*INSTRUCTIONS TO FOLLOW:* Copy every line of the following data that includes the string "并且将汇款底单传给财务或出纳确认后".

(Records from a data collection)
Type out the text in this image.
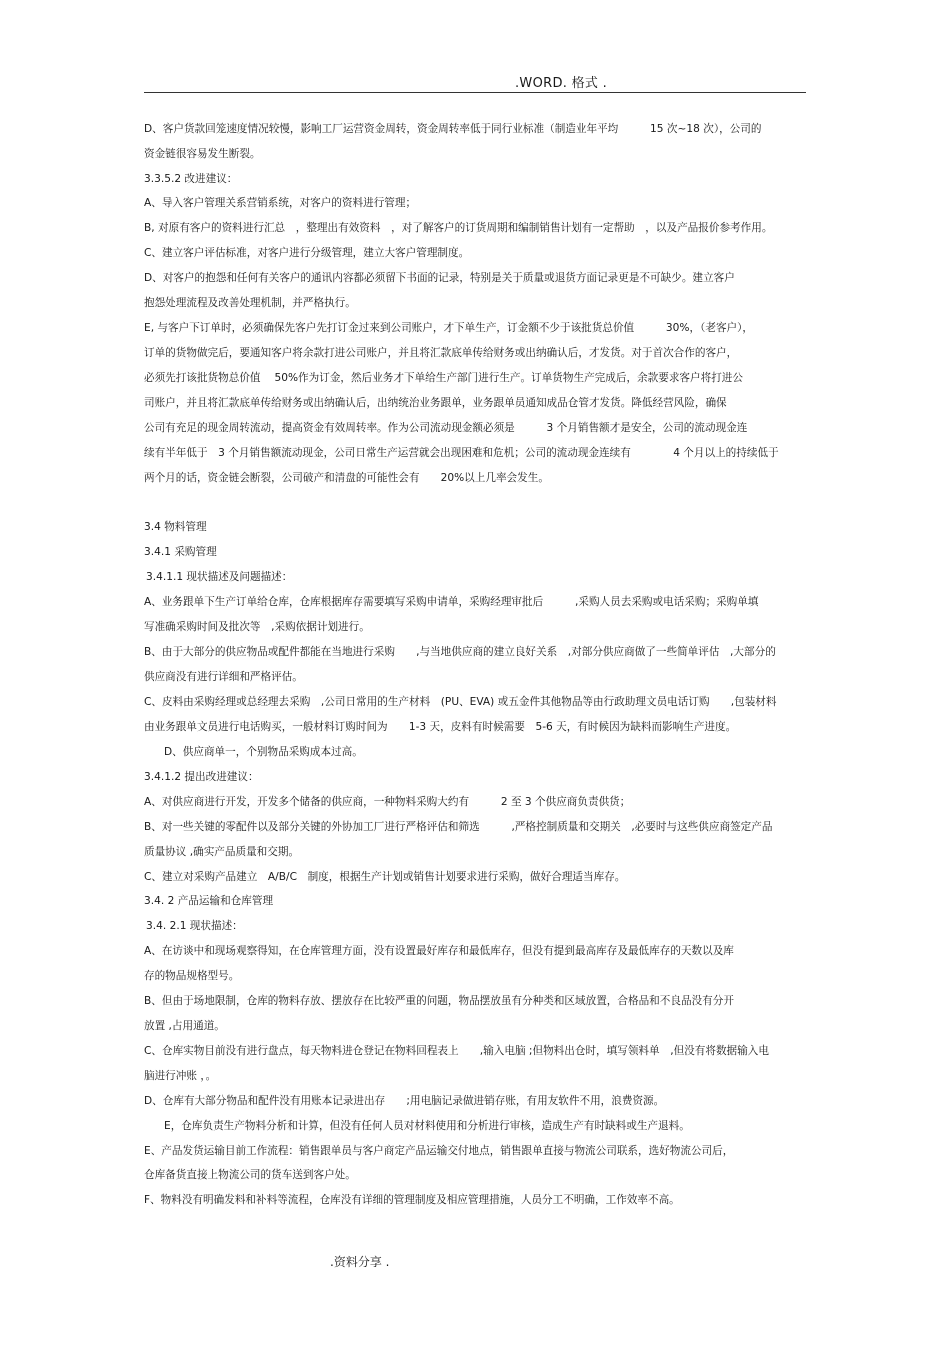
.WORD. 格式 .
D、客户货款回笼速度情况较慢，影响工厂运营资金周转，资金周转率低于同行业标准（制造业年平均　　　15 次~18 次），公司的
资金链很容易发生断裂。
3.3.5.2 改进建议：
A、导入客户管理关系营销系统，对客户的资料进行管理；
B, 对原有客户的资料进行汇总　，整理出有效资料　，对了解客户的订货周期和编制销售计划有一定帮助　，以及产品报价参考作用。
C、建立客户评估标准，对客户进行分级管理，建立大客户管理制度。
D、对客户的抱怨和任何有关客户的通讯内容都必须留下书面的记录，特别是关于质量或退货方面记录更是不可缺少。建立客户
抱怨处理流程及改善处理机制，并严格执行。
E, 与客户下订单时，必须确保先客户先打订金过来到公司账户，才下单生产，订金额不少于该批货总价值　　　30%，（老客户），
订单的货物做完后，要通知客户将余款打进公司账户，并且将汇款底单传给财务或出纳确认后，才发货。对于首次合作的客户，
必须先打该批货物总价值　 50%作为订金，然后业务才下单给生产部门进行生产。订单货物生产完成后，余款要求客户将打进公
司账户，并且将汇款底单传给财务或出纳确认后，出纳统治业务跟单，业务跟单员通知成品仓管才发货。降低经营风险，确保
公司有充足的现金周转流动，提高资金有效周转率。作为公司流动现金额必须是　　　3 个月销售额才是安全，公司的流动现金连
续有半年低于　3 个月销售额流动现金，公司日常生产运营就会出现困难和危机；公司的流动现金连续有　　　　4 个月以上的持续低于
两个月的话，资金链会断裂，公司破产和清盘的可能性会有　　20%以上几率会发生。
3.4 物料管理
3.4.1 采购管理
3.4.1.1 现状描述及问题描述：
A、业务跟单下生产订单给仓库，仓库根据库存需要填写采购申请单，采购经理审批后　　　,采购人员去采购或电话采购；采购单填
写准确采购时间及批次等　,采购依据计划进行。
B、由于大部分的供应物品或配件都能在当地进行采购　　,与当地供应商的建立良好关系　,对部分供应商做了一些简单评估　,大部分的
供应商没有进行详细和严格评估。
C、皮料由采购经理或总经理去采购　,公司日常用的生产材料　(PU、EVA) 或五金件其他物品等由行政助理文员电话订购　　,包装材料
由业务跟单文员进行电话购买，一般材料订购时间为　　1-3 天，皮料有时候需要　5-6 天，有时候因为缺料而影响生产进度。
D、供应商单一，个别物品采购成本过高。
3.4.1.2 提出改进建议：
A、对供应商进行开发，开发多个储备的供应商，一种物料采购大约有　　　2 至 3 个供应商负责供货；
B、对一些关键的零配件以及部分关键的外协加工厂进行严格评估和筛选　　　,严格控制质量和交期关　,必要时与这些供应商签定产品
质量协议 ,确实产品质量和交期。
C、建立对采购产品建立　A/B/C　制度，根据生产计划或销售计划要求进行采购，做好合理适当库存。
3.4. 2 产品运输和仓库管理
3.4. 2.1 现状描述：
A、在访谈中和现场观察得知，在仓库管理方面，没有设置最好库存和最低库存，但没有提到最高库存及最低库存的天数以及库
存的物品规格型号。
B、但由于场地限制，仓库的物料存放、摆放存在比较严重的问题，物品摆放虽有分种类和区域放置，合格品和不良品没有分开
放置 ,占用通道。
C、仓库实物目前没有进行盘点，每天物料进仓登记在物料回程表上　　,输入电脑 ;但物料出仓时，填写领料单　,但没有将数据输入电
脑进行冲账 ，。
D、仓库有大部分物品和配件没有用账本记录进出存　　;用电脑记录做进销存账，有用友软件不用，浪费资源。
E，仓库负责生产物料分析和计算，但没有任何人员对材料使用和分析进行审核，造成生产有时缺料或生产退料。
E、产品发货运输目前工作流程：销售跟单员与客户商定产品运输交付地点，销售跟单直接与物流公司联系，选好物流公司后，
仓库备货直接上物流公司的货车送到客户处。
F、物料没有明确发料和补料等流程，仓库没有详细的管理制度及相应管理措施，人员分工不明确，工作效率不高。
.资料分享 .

*WRITTEN SOLUTION:*
订单的货物做完后，要通知客户将余款打进公司账户，并且将汇款底单传给财务或出纳确认后，才发货。对于首次合作的客户，
司账户，并且将汇款底单传给财务或出纳确认后，出纳统治业务跟单，业务跟单员通知成品仓管才发货。降低经营风险，确保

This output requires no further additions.